(Problem A)
Answer these questions using the article on Java comparators:
(i) What method does it say to call on an existing Comparator to order things the other way around?
(ii) What three properties does it give for the binary relation of a partial order?
(iii) Which two Stream API methods does it name for finding an element within a stream?
(Problem B) Transcribe the article on Java comparators from "Still not so" up to and including "for total orders.".

(Selection)
_ _ _
Ever needed to order things in just the other way around? No need to add a separate Comparator anymore – just take the old one and call .reverse(). Forgot to add null treatment to your Comparator? Just call Comparator.nullsFirst or nullsLast with your existing Comparator and you get a null-safe version for free. Tired of writing SomeNumberClass.compare(attribute, other.attribute) ? Just use the Comparator.comparing* methods. In our example, this would be Comparator.comparingLong(Task::getStartTime). And last, but not least, compositionality! Ever had requirements to order things by a, then if the a thing is equal by another attribute b? Yeah, I thought so. Since Java 8, we finally have Comparator#thenComparing to compose individual Comparators.

So to solve our buggy contract-violating implementations with Java 8, we could write something like this:

tasks.stream().sorted(
    Comparator.comparingLong(Task::getStartTime)
        .thenComparing(Comparator.comparingLong(Task::getEndTime)))

Of course, you’d want to add some sort of terminal operation to that. It still quite a bunch of boilerplate code, but that is the way of Java. Still, it’s much better to read and maintain than pre Java 8.

It seems the world has been saved. We adhere to the contract now and have a nice succinct way to declare composable Comparators. Things are fine, aren’t they?

Still not so simple: (Partial) Orders

Time to get back to mathematics and think about what “ordering things” does. We are really defining a binary relation that is transitive, antisymmetric and total. Actually, sometimes we are defining a binary relation that is reflexive, transitive, and antisymmetric instead. These are better known as total and partial orders. Reflexivity, transitivity and antisymmetry are actually already part of the Comparator contract, and note that reflexivity is implied by totality for total orders.

Interesting conceptual idea, but can we find that in our code? Can we even have a partial order? It turns out this is not something Java 8 can help you with. So let’s stick to total orders for now. At least for those, Java 8 brings us some support, but it’s really Comparators that are used and mixed up with orders. For example, the Stream API offers max and min methods, which allow you to use a comparator to find the maximum or minimum element within a stream. Do not be fooled by the return type being Optional – this has nothing to do with partial orderings, but simply applies to empty streams returning empty.
_ _ _
(Listed entries)
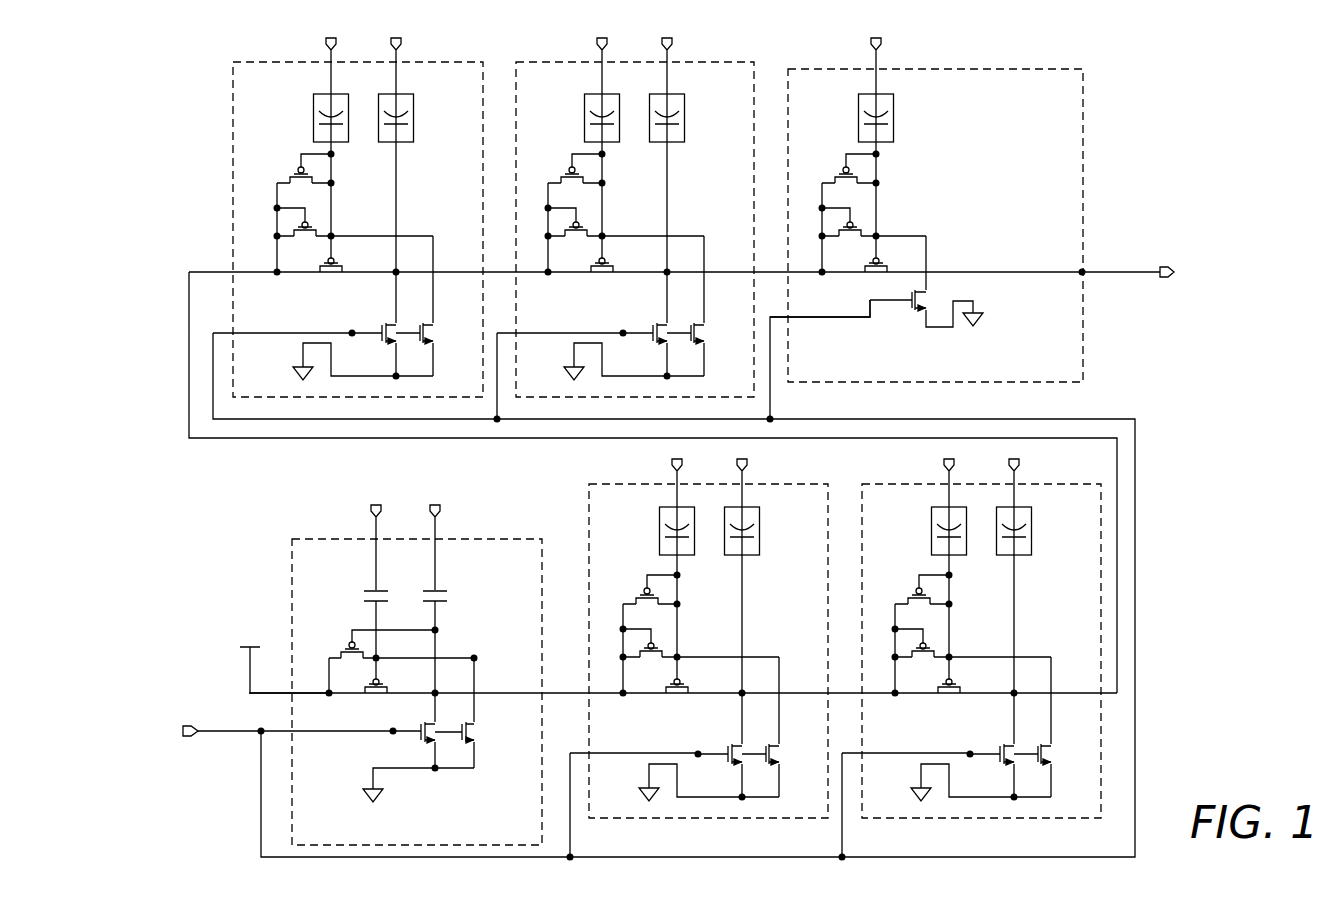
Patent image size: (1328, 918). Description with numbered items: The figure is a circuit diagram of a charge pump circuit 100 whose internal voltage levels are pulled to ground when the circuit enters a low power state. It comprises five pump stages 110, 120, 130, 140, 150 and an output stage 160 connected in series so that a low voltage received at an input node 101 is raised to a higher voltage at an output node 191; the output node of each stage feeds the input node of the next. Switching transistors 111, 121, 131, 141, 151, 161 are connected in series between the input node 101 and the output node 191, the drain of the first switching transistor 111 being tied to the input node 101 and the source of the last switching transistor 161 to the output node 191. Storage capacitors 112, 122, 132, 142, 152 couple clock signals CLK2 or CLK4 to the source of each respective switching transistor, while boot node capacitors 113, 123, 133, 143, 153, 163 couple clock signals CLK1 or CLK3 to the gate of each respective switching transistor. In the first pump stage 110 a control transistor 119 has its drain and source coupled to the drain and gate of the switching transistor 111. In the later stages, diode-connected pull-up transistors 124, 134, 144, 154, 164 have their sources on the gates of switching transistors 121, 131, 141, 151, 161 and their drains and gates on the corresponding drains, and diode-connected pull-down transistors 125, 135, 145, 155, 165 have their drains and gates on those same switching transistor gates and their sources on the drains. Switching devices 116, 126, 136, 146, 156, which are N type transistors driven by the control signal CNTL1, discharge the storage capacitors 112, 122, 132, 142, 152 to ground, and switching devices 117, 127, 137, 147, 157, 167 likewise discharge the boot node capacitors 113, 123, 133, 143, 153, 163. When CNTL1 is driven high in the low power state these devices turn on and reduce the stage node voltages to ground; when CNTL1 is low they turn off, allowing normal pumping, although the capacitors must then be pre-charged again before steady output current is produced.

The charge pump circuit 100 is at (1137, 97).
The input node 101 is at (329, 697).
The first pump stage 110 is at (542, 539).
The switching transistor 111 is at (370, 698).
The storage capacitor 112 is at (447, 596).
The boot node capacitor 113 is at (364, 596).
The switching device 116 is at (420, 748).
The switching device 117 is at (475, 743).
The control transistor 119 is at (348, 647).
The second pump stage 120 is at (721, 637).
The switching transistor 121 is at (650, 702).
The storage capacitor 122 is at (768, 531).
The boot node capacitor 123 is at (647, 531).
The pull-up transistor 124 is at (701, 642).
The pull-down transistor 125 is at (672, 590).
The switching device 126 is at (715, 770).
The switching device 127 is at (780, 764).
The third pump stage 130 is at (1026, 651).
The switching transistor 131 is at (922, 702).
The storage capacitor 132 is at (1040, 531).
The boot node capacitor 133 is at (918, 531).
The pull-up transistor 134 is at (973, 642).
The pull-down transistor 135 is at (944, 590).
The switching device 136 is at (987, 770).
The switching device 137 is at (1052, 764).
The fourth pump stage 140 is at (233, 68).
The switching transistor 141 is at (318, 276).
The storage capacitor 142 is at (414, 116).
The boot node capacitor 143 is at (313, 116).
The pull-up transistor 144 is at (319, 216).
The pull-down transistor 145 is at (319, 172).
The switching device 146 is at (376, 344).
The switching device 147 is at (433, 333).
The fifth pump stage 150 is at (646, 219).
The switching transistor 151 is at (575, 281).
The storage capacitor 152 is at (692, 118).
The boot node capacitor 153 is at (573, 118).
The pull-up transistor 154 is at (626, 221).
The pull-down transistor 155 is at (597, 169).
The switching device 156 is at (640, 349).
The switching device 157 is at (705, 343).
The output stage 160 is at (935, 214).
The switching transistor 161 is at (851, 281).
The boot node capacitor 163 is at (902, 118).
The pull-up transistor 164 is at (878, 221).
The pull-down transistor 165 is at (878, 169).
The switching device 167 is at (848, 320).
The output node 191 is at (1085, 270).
_ _ _
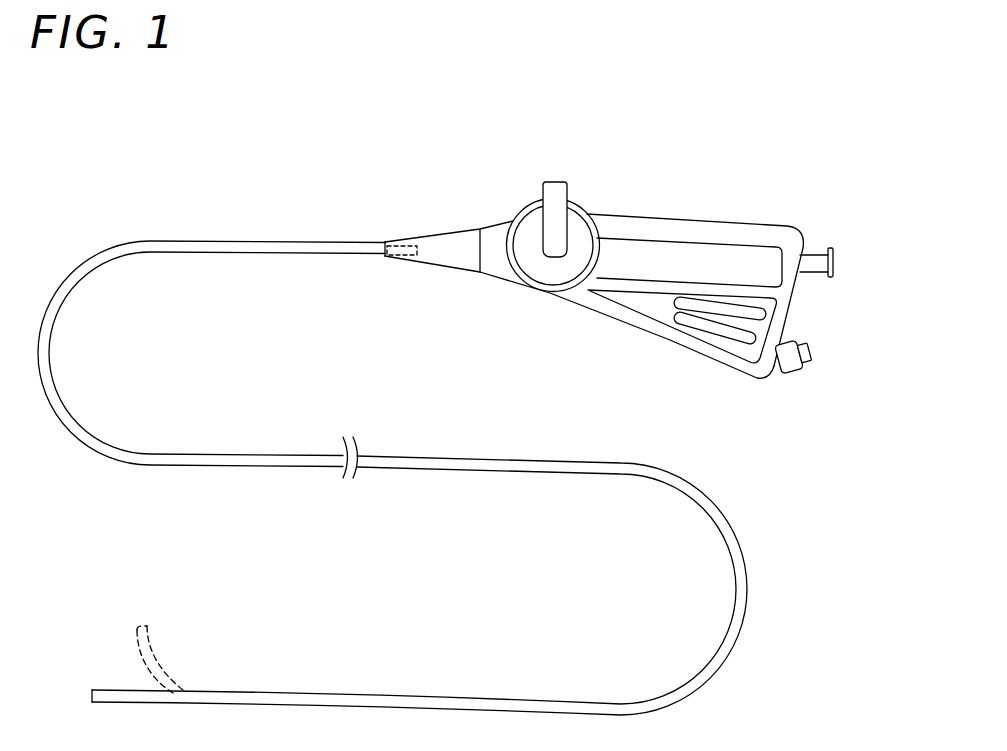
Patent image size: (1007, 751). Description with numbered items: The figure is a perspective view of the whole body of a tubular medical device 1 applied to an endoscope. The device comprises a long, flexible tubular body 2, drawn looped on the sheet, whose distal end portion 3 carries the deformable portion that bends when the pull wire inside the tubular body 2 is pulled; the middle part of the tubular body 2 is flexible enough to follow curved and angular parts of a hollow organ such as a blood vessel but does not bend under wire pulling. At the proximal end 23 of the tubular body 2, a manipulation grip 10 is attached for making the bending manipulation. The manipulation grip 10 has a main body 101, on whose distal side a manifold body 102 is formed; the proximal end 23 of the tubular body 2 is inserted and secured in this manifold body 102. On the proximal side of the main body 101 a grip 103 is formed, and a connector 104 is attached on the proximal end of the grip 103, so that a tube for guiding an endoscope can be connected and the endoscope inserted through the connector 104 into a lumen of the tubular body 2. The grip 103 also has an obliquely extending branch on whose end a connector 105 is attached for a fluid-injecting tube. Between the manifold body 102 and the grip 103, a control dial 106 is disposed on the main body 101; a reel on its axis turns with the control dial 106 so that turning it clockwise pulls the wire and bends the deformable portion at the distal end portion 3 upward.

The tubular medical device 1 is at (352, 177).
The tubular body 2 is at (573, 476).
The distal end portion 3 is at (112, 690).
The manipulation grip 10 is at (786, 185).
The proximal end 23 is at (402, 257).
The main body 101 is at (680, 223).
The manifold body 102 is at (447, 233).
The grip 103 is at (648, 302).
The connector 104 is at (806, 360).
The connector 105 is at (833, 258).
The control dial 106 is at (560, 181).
_ _ _
(Correct output A)
(i) .reverse()
(ii) Reflexive, transitive, and antisymmetric
(iii) max and min

(Correct output B)
Still not so simple: (Partial) Orders

Time to get back to mathematics and think about what “ordering things” does. We are really defining a binary relation that is transitive, antisymmetric and total. Actually, sometimes we are defining a binary relation that is reflexive, transitive, and antisymmetric instead. These are better known as total and partial orders. Reflexivity, transitivity and antisymmetry are actually already part of the Comparator contract, and note that reflexivity is implied by totality for total orders.